_EXERCISE INSTRUCTIONS:_ Leaving the pictures aside, transcribe every line below exactly.

[Items from a dataset]

***

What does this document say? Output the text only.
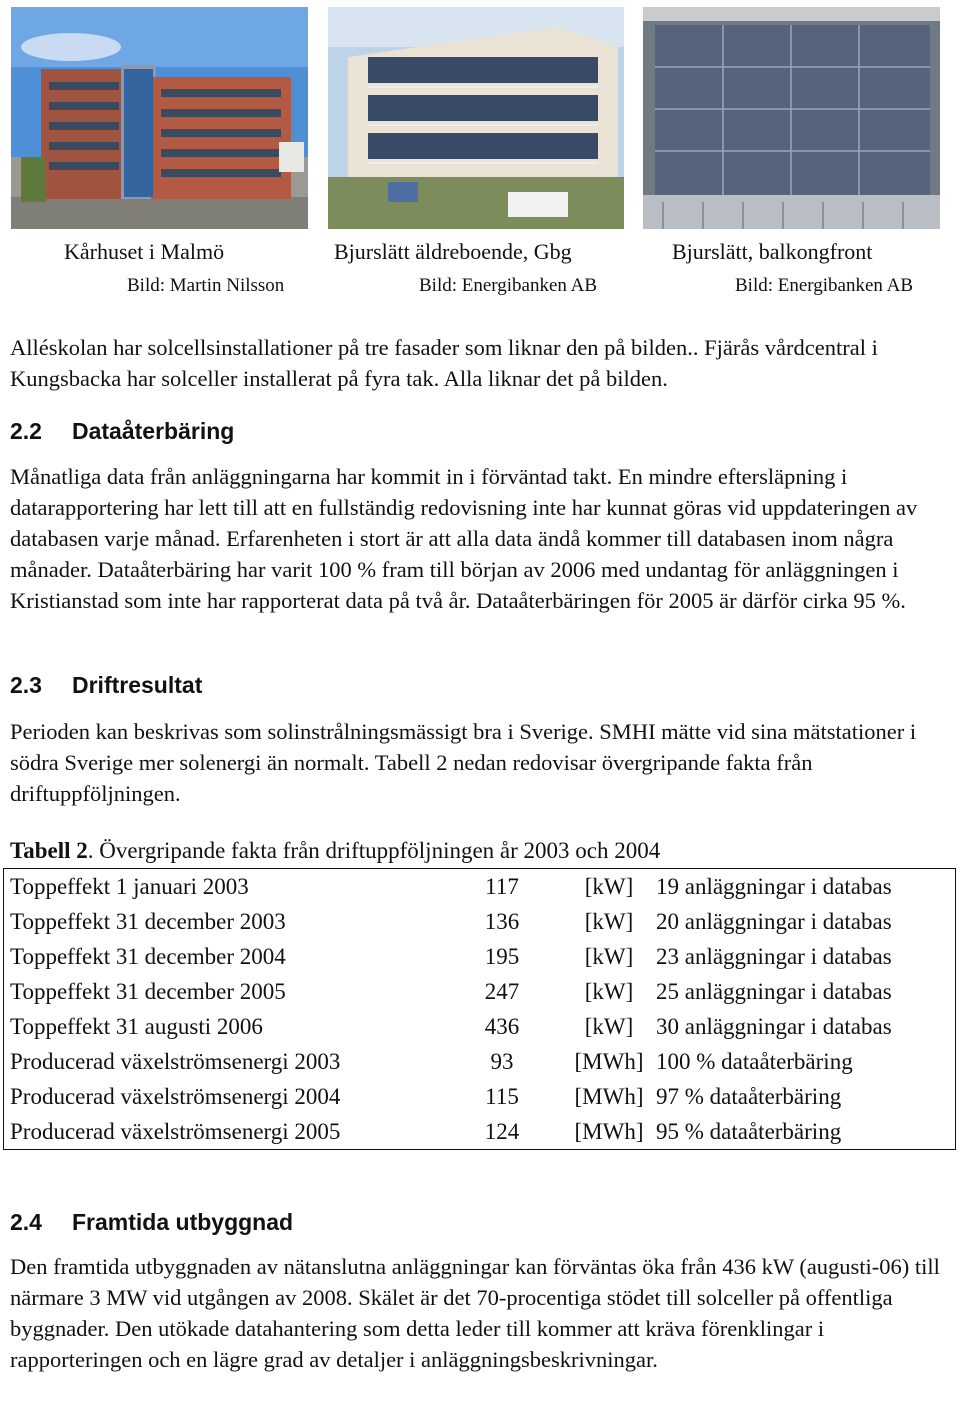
Kårhuset i Malmö	Bjurslätt äldreboende, Gbg	Bjurslätt, balkongfront
Bild: Martin Nilsson	Bild: Energibanken AB	Bild: Energibanken AB

Alléskolan har solcellsinstallationer på tre fasader som liknar den på bilden.. Fjärås vårdcentral i Kungsbacka har solceller installerat på fyra tak. Alla liknar det på bilden.

2.2 Dataåterbäring

Månatliga data från anläggningarna har kommit in i förväntad takt. En mindre eftersläpning i datarapportering har lett till att en fullständig redovisning inte har kunnat göras vid uppdateringen av databasen varje månad. Erfarenheten i stort är att alla data ändå kommer till databasen inom några månader. Dataåterbäring har varit 100 % fram till början av 2006 med undantag för anläggningen i Kristianstad som inte har rapporterat data på två år. Dataåterbäringen för 2005 är därför cirka 95 %.

2.3 Driftresultat

Perioden kan beskrivas som solinstrålningsmässigt bra i Sverige. SMHI mätte vid sina mätstationer i södra Sverige mer solenergi än normalt. Tabell 2 nedan redovisar övergripande fakta från driftuppföljningen.

Tabell 2. Övergripande fakta från driftuppföljningen år 2003 och 2004
Toppeffekt 1 januari 2003	117	[kW]	19 anläggningar i databas
Toppeffekt 31 december 2003	136	[kW]	20 anläggningar i databas
Toppeffekt 31 december 2004	195	[kW]	23 anläggningar i databas
Toppeffekt 31 december 2005	247	[kW]	25 anläggningar i databas
Toppeffekt 31 augusti 2006	436	[kW]	30 anläggningar i databas
Producerad växelströmsenergi 2003	93	[MWh]	100 % dataåterbäring
Producerad växelströmsenergi 2004	115	[MWh]	97 % dataåterbäring
Producerad växelströmsenergi 2005	124	[MWh]	95 % dataåterbäring
2.4 Framtida utbyggnad

Den framtida utbyggnaden av nätanslutna anläggningar kan förväntas öka från 436 kW (augusti-06) till närmare 3 MW vid utgången av 2008. Skälet är det 70-procentiga stödet till solceller på offentliga byggnader. Den utökade datahantering som detta leder till kommer att kräva förenklingar i rapporteringen och en lägre grad av detaljer i anläggningsbeskrivningar.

***

_TASK RESPONSE:_
What does this document say? Output the text only.
Kårhuset i Malmö	Bjurslätt äldreboende, Gbg	Bjurslätt, balkongfront
Bild: Martin Nilsson	Bild: Energibanken AB	Bild: Energibanken AB

Alléskolan har solcellsinstallationer på tre fasader som liknar den på bilden.. Fjärås vårdcentral i Kungsbacka har solceller installerat på fyra tak. Alla liknar det på bilden.

2.2 Dataåterbäring

Månatliga data från anläggningarna har kommit in i förväntad takt. En mindre eftersläpning i datarapportering har lett till att en fullständig redovisning inte har kunnat göras vid uppdateringen av databasen varje månad. Erfarenheten i stort är att alla data ändå kommer till databasen inom några månader. Dataåterbäring har varit 100 % fram till början av 2006 med undantag för anläggningen i Kristianstad som inte har rapporterat data på två år. Dataåterbäringen för 2005 är därför cirka 95 %.

2.3 Driftresultat

Perioden kan beskrivas som solinstrålningsmässigt bra i Sverige. SMHI mätte vid sina mätstationer i södra Sverige mer solenergi än normalt. Tabell 2 nedan redovisar övergripande fakta från driftuppföljningen.

Tabell 2. Övergripande fakta från driftuppföljningen år 2003 och 2004
Toppeffekt 1 januari 2003	117	[kW]	19 anläggningar i databas
Toppeffekt 31 december 2003	136	[kW]	20 anläggningar i databas
Toppeffekt 31 december 2004	195	[kW]	23 anläggningar i databas
Toppeffekt 31 december 2005	247	[kW]	25 anläggningar i databas
Toppeffekt 31 augusti 2006	436	[kW]	30 anläggningar i databas
Producerad växelströmsenergi 2003	93	[MWh]	100 % dataåterbäring
Producerad växelströmsenergi 2004	115	[MWh]	97 % dataåterbäring
Producerad växelströmsenergi 2005	124	[MWh]	95 % dataåterbäring
2.4 Framtida utbyggnad

Den framtida utbyggnaden av nätanslutna anläggningar kan förväntas öka från 436 kW (augusti-06) till närmare 3 MW vid utgången av 2008. Skälet är det 70-procentiga stödet till solceller på offentliga byggnader. Den utökade datahantering som detta leder till kommer att kräva förenklingar i rapporteringen och en lägre grad av detaljer i anläggningsbeskrivningar.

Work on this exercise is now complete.